Entries shown:
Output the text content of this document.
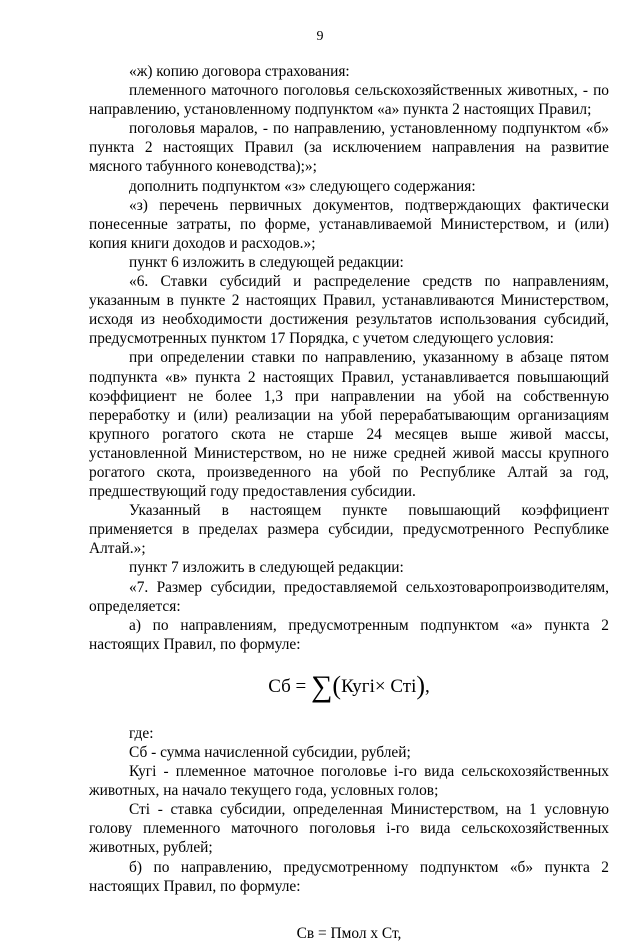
9

«ж) копию договора страхования:

племенного маточного поголовья сельскохозяйственных животных, - по направлению, установленному подпунктом «а» пункта 2 настоящих Правил;

поголовья маралов, - по направлению, установленному подпунктом «б» пункта 2 настоящих Правил (за исключением направления на развитие мясного табунного коневодства);»;

дополнить подпунктом «з» следующего содержания:

«з) перечень первичных документов, подтверждающих фактически понесенные затраты, по форме, устанавливаемой Министерством, и (или) копия книги доходов и расходов.»;

пункт 6 изложить в следующей редакции:

«6. Ставки субсидий и распределение средств по направлениям, указанным в пункте 2 настоящих Правил, устанавливаются Министерством, исходя из необходимости достижения результатов использования субсидий, предусмотренных пунктом 17 Порядка, с учетом следующего условия:

при определении ставки по направлению, указанному в абзаце пятом подпункта «в» пункта 2 настоящих Правил, устанавливается повышающий коэффициент не более 1,3 при направлении на убой на собственную переработку и (или) реализации на убой перерабатывающим организациям крупного рогатого скота не старше 24 месяцев выше живой массы, установленной Министерством, но не ниже средней живой массы крупного рогатого скота, произведенного на убой по Республике Алтай за год, предшествующий году предоставления субсидии.

Указанный в настоящем пункте повышающий коэффициент применяется в пределах размера субсидии, предусмотренного Республике Алтай.»;

пункт 7 изложить в следующей редакции:

«7. Размер субсидии, предоставляемой сельхозтоваропроизводителям, определяется:

а) по направлениям, предусмотренным подпунктом «а» пункта 2 настоящих Правил, по формуле:

Сб = ∑(Кугі× Сті),

где:

Сб - сумма начисленной субсидии, рублей;

Кугі - племенное маточное поголовье і-го вида сельскохозяйственных животных, на начало текущего года, условных голов;

Сті - ставка субсидии, определенная Министерством, на 1 условную голову племенного маточного поголовья і-го вида сельскохозяйственных животных, рублей;

б) по направлению, предусмотренному подпунктом «б» пункта 2 настоящих Правил, по формуле:

Св = Пмол х Ст,
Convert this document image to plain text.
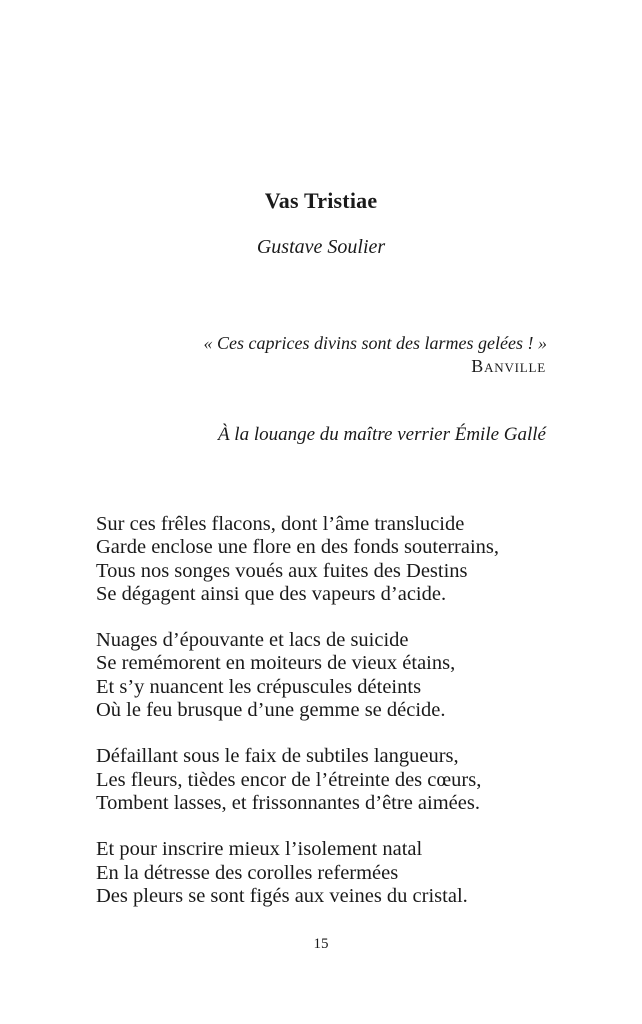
Vas Tristiae
Gustave Soulier
« Ces caprices divins sont des larmes gelées ! »
Banville
À la louange du maître verrier Émile Gallé
Sur ces frêles flacons, dont l’âme translucide
Garde enclose une flore en des fonds souterrains,
Tous nos songes voués aux fuites des Destins
Se dégagent ainsi que des vapeurs d’acide.
Nuages d’épouvante et lacs de suicide
Se remémorent en moiteurs de vieux étains,
Et s’y nuancent les crépuscules déteints
Où le feu brusque d’une gemme se décide.
Défaillant sous le faix de subtiles langueurs,
Les fleurs, tièdes encor de l’étreinte des cœurs,
Tombent lasses, et frissonnantes d’être aimées.
Et pour inscrire mieux l’isolement natal
En la détresse des corolles refermées
Des pleurs se sont figés aux veines du cristal.
15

Written exercise:
Report the number of lines in the listing that include the string "следующего"; give nothing but the number.

The answer:
2